• What this task involves:
How many lines in the items below contain the string "icon"? Reply with the number alone.

• Supplied records:
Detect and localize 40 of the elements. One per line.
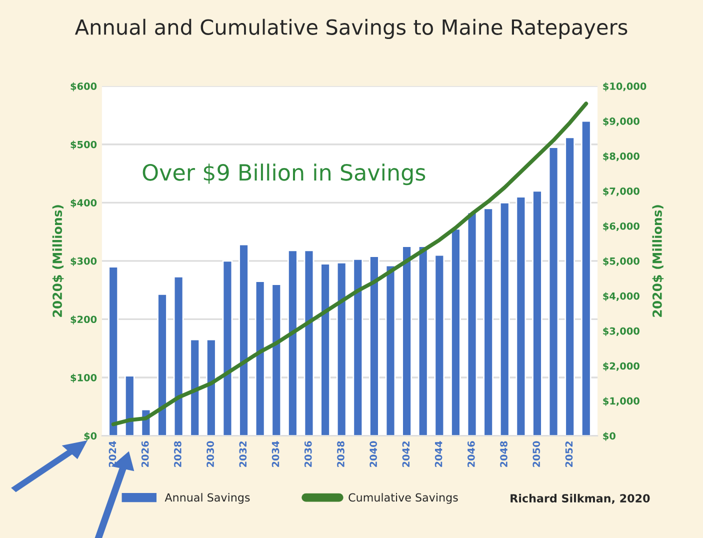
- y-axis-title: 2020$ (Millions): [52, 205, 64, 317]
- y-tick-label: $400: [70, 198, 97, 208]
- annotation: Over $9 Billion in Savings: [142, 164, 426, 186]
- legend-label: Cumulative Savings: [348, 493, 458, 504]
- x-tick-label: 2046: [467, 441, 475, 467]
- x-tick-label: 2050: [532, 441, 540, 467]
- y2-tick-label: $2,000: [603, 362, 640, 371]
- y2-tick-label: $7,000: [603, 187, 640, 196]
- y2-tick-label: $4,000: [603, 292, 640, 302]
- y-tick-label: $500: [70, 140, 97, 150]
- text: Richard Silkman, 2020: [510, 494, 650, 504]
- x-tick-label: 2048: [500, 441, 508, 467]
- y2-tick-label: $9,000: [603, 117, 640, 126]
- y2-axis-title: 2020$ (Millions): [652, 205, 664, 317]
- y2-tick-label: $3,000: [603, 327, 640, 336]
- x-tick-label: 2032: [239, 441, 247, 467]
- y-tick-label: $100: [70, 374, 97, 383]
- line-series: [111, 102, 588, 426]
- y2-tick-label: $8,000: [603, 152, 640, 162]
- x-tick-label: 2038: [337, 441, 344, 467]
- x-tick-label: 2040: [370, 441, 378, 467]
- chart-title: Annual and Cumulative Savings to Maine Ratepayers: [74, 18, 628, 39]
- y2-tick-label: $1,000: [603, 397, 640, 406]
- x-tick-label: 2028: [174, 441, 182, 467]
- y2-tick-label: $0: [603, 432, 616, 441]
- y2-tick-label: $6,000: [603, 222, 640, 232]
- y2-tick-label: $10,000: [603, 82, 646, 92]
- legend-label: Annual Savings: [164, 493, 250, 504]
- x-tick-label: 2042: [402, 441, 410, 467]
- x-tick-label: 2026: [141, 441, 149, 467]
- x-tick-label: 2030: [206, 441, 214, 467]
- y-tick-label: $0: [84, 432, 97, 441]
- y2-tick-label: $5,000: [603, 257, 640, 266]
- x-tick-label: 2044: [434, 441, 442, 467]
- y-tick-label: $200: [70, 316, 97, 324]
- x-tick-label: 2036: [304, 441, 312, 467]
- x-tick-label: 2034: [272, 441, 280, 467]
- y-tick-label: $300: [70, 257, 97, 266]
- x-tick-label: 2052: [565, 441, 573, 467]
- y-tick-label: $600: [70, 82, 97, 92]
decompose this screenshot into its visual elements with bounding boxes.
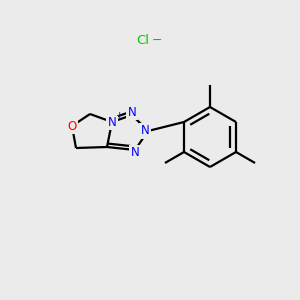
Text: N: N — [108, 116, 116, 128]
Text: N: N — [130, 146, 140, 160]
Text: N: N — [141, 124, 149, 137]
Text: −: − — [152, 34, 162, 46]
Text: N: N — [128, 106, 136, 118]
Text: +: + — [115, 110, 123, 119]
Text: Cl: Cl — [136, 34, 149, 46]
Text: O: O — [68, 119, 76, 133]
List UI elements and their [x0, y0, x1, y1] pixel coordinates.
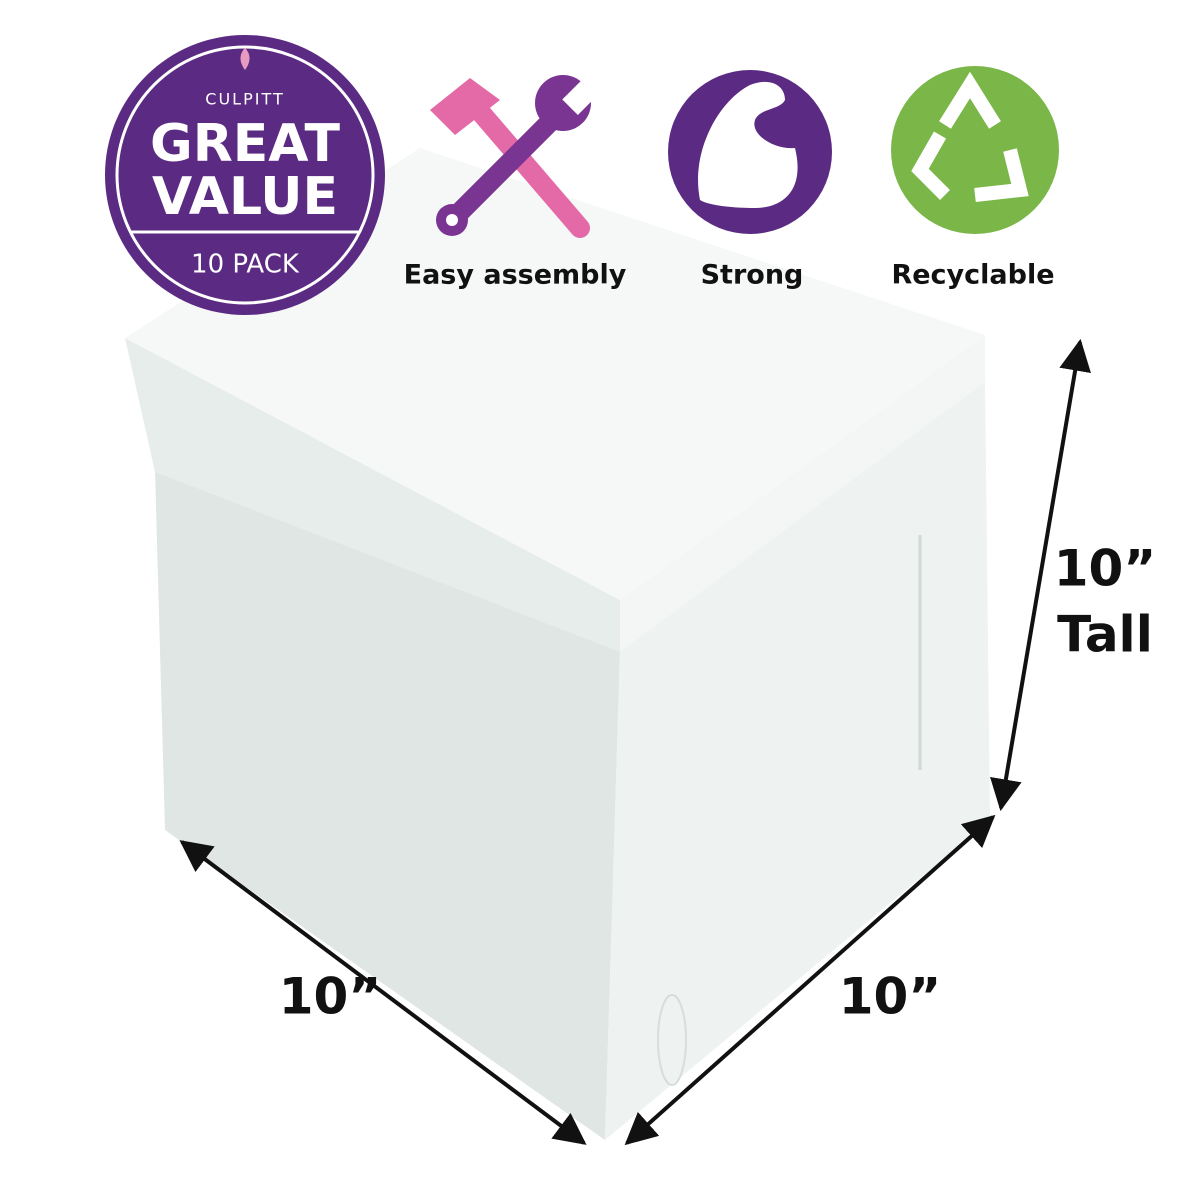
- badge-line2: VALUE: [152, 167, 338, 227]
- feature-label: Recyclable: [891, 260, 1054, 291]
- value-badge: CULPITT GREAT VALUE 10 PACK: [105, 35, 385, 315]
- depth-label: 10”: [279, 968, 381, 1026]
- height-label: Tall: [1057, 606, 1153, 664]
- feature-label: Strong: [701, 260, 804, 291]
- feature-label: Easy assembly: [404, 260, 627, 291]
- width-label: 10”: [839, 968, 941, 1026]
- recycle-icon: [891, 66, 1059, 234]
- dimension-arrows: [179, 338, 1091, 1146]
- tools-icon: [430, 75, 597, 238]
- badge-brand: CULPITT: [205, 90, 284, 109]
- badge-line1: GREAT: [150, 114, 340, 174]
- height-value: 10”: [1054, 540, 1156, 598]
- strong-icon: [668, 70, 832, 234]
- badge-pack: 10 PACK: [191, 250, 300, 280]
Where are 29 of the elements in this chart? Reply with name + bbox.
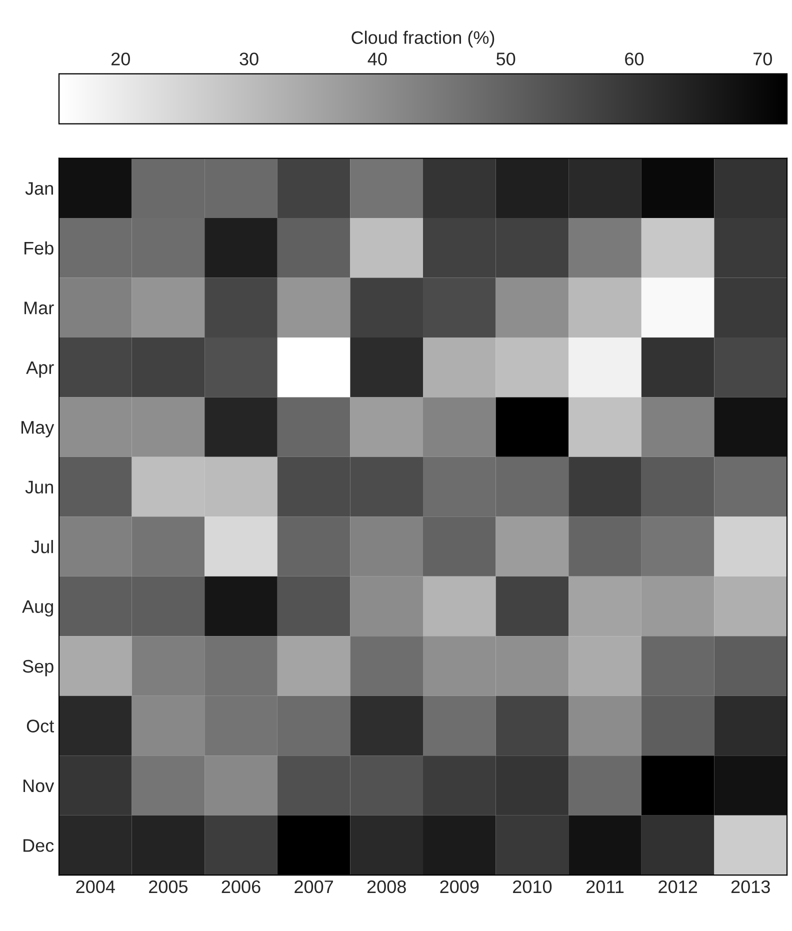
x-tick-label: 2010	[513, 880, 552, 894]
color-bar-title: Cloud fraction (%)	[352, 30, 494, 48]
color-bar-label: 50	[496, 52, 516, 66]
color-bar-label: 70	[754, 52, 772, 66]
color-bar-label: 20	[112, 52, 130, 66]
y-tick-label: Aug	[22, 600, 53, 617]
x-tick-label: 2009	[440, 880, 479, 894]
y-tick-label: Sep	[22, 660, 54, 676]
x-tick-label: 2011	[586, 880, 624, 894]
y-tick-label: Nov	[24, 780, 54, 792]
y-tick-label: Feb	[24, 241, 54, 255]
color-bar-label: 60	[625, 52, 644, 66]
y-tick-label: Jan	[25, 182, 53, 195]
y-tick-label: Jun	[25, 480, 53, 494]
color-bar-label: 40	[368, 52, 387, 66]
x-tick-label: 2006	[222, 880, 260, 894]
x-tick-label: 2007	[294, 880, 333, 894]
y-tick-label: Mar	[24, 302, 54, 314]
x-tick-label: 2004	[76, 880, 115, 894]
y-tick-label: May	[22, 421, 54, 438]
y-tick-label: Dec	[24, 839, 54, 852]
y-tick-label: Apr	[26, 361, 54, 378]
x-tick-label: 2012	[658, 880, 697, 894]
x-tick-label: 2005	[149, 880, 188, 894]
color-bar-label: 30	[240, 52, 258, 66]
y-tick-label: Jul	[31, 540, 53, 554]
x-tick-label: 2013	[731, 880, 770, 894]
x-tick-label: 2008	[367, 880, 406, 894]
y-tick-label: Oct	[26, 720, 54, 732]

• Written response:
3